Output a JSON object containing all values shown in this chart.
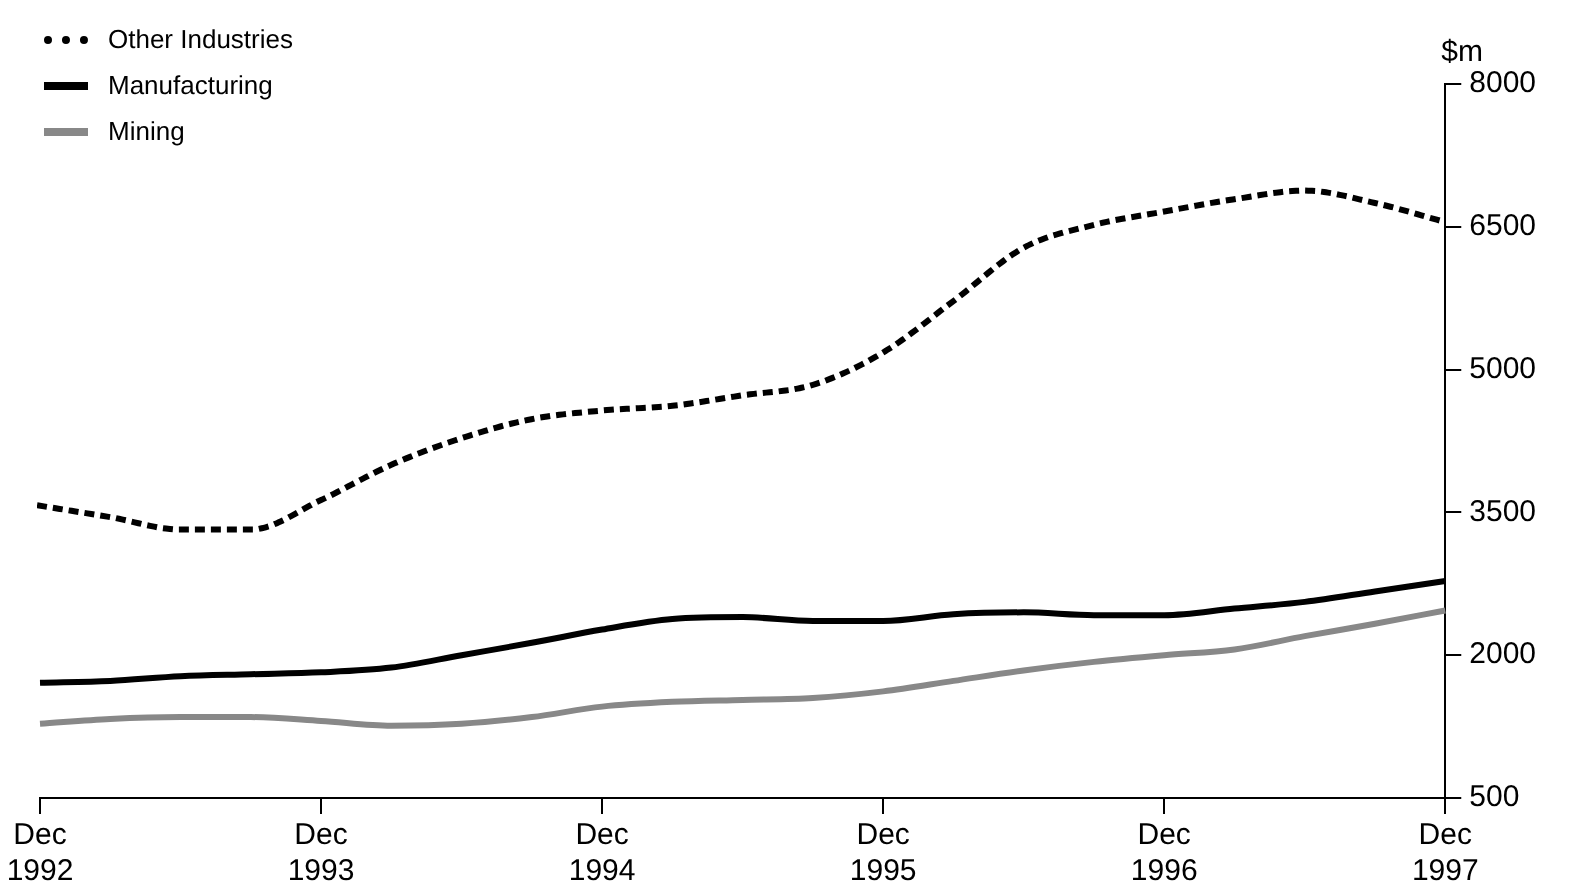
{
  "chart_data": {
    "type": "line",
    "ylabel": "$m",
    "categories": [
      "Dec 1992",
      null,
      null,
      null,
      "Dec 1993",
      null,
      null,
      null,
      "Dec 1994",
      null,
      null,
      null,
      "Dec 1995",
      null,
      null,
      null,
      "Dec 1996",
      null,
      null,
      null,
      "Dec 1997"
    ],
    "series": [
      {
        "name": "Other Industries",
        "color": "#000000",
        "line_style": "dotted",
        "values": [
          3570,
          3450,
          3320,
          3320,
          3630,
          4000,
          4280,
          4480,
          4570,
          4620,
          4730,
          4840,
          5180,
          5720,
          6280,
          6520,
          6660,
          6790,
          6880,
          6750,
          6550
        ]
      },
      {
        "name": "Manufacturing",
        "color": "#000000",
        "line_style": "solid",
        "values": [
          1710,
          1730,
          1780,
          1800,
          1820,
          1870,
          2000,
          2130,
          2270,
          2380,
          2400,
          2360,
          2360,
          2430,
          2450,
          2420,
          2420,
          2490,
          2560,
          2670,
          2780
        ]
      },
      {
        "name": "Mining",
        "color": "#888888",
        "line_style": "solid",
        "values": [
          1280,
          1330,
          1350,
          1350,
          1310,
          1260,
          1280,
          1350,
          1460,
          1510,
          1530,
          1550,
          1620,
          1730,
          1840,
          1930,
          2000,
          2060,
          2200,
          2330,
          2470
        ]
      }
    ],
    "ylim": [
      500,
      8000
    ],
    "yticks": [
      500,
      2000,
      3500,
      5000,
      6500,
      8000
    ],
    "grid": false,
    "legend": "top left",
    "marker": "none"
  }
}
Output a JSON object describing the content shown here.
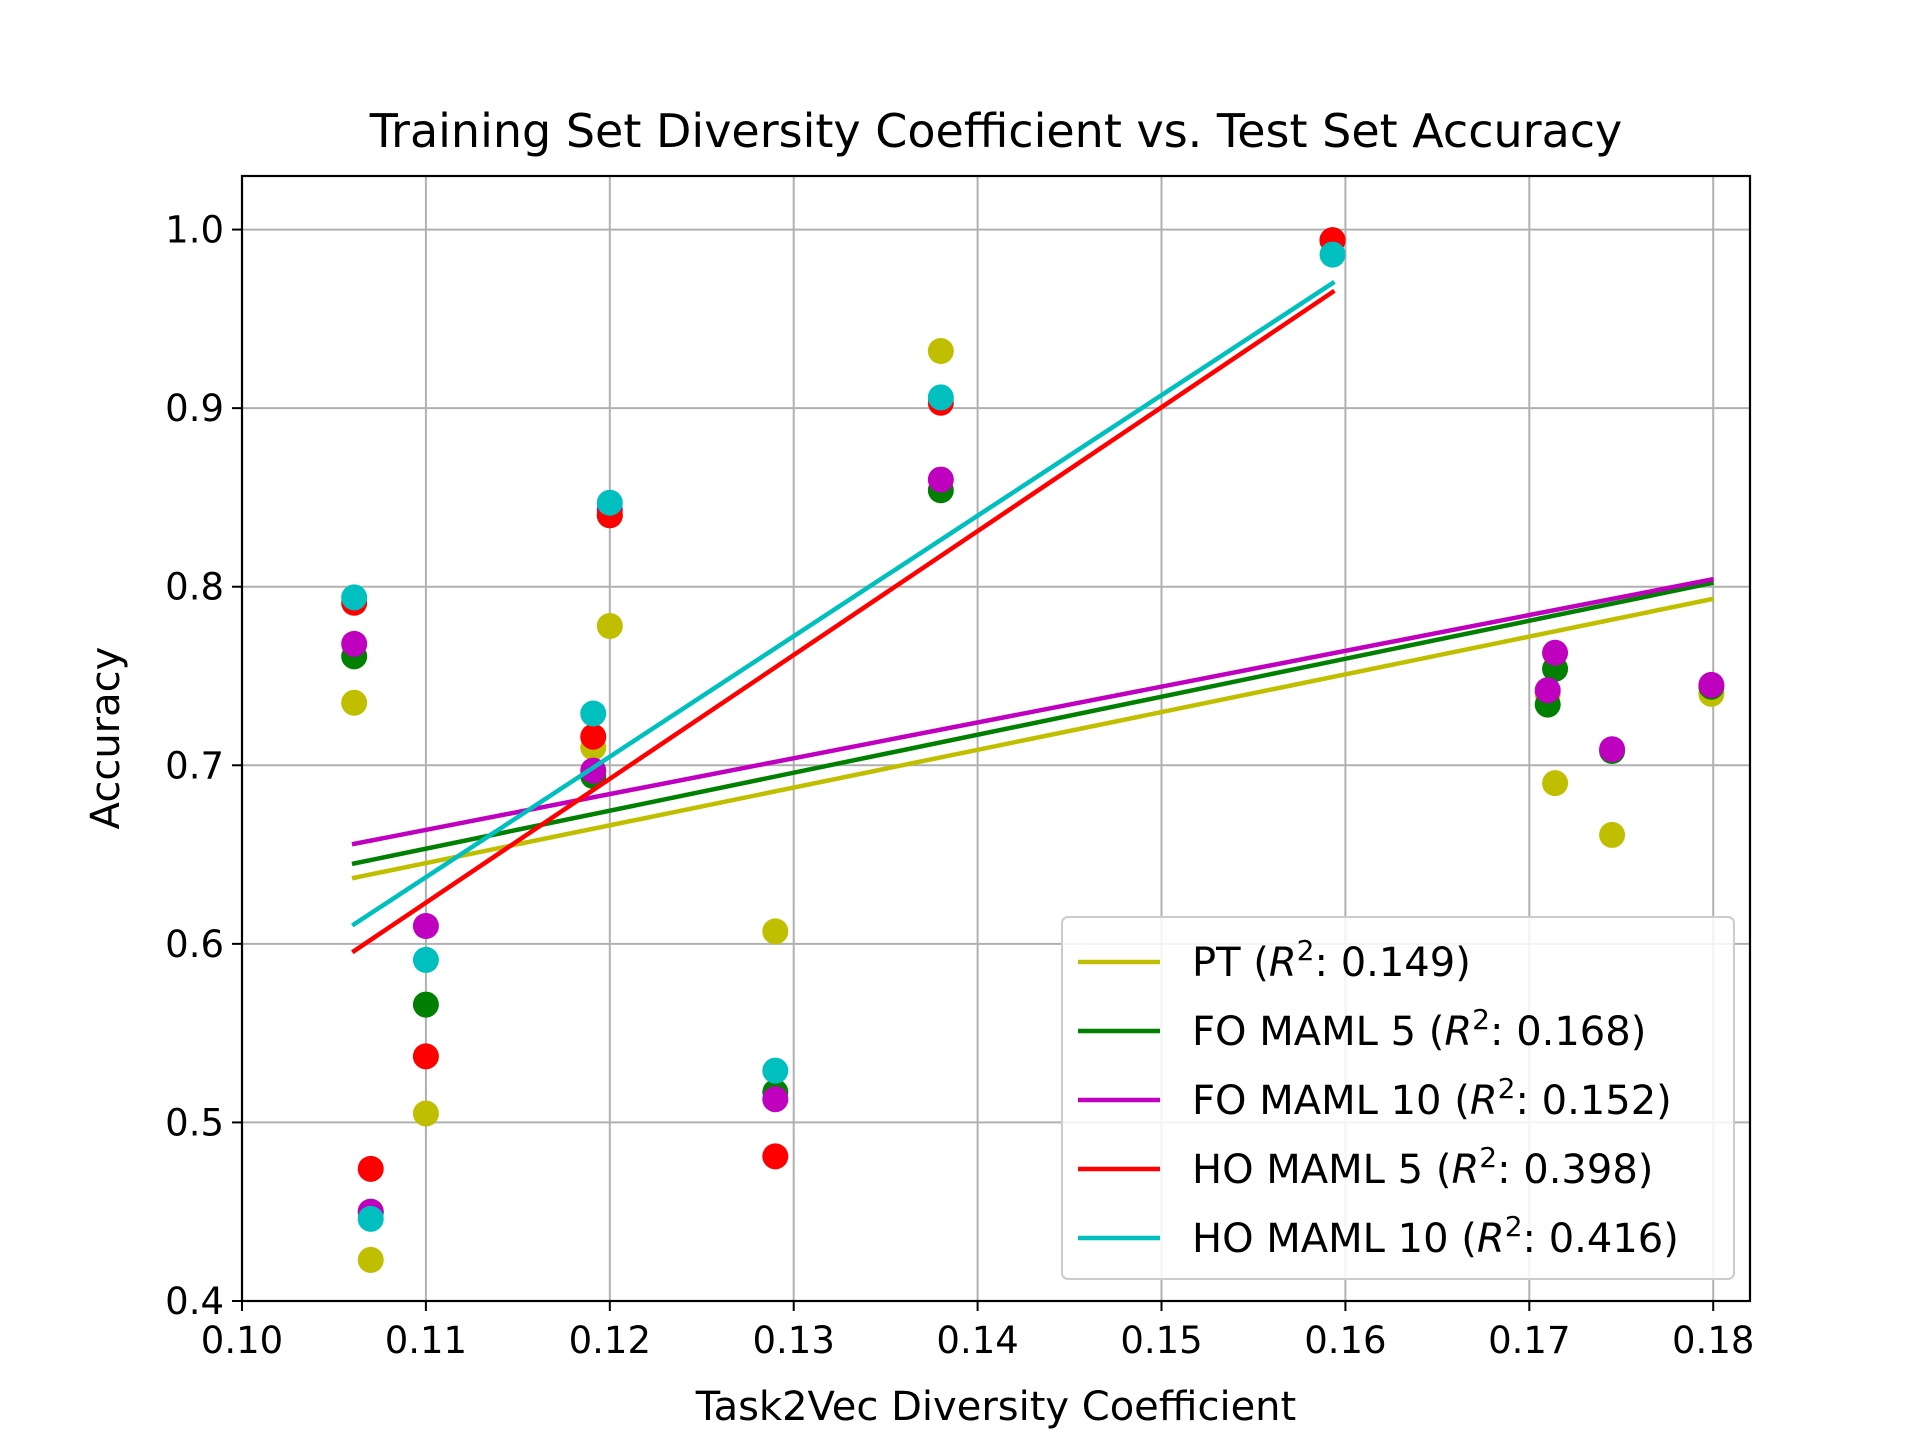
{
  "chart_data": {
    "type": "scatter",
    "title": "Training Set Diversity Coefficient vs. Test Set Accuracy",
    "xlabel": "Task2Vec Diversity Coefficient",
    "ylabel": "Accuracy",
    "xlim": [
      0.1,
      0.182
    ],
    "ylim": [
      0.4,
      1.03
    ],
    "xticks": [
      0.1,
      0.11,
      0.12,
      0.13,
      0.14,
      0.15,
      0.16,
      0.17,
      0.18
    ],
    "xtick_labels": [
      "0.10",
      "0.11",
      "0.12",
      "0.13",
      "0.14",
      "0.15",
      "0.16",
      "0.17",
      "0.18"
    ],
    "yticks": [
      0.4,
      0.5,
      0.6,
      0.7,
      0.8,
      0.9,
      1.0
    ],
    "ytick_labels": [
      "0.4",
      "0.5",
      "0.6",
      "0.7",
      "0.8",
      "0.9",
      "1.0"
    ],
    "grid": true,
    "legend_position": "lower-right",
    "series": [
      {
        "name": "PT",
        "r2": "0.149",
        "color": "#bfbf00",
        "x": [
          0.1061,
          0.107,
          0.11,
          0.1191,
          0.12,
          0.129,
          0.138,
          0.1593,
          0.171,
          0.1714,
          0.1745,
          0.1799
        ],
        "y": [
          0.735,
          0.423,
          0.505,
          0.71,
          0.778,
          0.607,
          0.932,
          0.994,
          0.74,
          0.69,
          0.661,
          0.74
        ],
        "fit": {
          "x": [
            0.1061,
            0.1799
          ],
          "y": [
            0.637,
            0.793
          ]
        }
      },
      {
        "name": "FO MAML 5",
        "r2": "0.168",
        "color": "#008000",
        "x": [
          0.1061,
          0.107,
          0.11,
          0.1191,
          0.12,
          0.129,
          0.138,
          0.1593,
          0.171,
          0.1714,
          0.1745,
          0.1799
        ],
        "y": [
          0.761,
          0.45,
          0.566,
          0.694,
          0.84,
          0.517,
          0.854,
          0.994,
          0.734,
          0.754,
          0.708,
          0.744
        ],
        "fit": {
          "x": [
            0.1061,
            0.1799
          ],
          "y": [
            0.645,
            0.802
          ]
        }
      },
      {
        "name": "FO MAML 10",
        "r2": "0.152",
        "color": "#bf00bf",
        "x": [
          0.1061,
          0.107,
          0.11,
          0.1191,
          0.12,
          0.129,
          0.138,
          0.1593,
          0.171,
          0.1714,
          0.1745,
          0.1799
        ],
        "y": [
          0.768,
          0.45,
          0.61,
          0.697,
          0.843,
          0.513,
          0.86,
          0.994,
          0.742,
          0.763,
          0.709,
          0.745
        ],
        "fit": {
          "x": [
            0.1061,
            0.1799
          ],
          "y": [
            0.656,
            0.804
          ]
        }
      },
      {
        "name": "HO MAML 5",
        "r2": "0.398",
        "color": "#ff0000",
        "x": [
          0.1061,
          0.107,
          0.11,
          0.1191,
          0.12,
          0.129,
          0.138,
          0.1593
        ],
        "y": [
          0.791,
          0.474,
          0.537,
          0.716,
          0.84,
          0.481,
          0.903,
          0.994
        ],
        "fit": {
          "x": [
            0.1061,
            0.1593
          ],
          "y": [
            0.596,
            0.965
          ]
        }
      },
      {
        "name": "HO MAML 10",
        "r2": "0.416",
        "color": "#00bfbf",
        "x": [
          0.1061,
          0.107,
          0.11,
          0.1191,
          0.12,
          0.129,
          0.138,
          0.1593
        ],
        "y": [
          0.794,
          0.446,
          0.591,
          0.729,
          0.847,
          0.529,
          0.906,
          0.986
        ],
        "fit": {
          "x": [
            0.1061,
            0.1593
          ],
          "y": [
            0.611,
            0.97
          ]
        }
      }
    ]
  }
}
▬▬▬▬▬▬▬▬▬▬
Using the records above, find and show each line with the string "Accuracy".

    "title": "Training Set Diversity Coefficient vs. Test Set Accuracy",
    "ylabel": "Accuracy",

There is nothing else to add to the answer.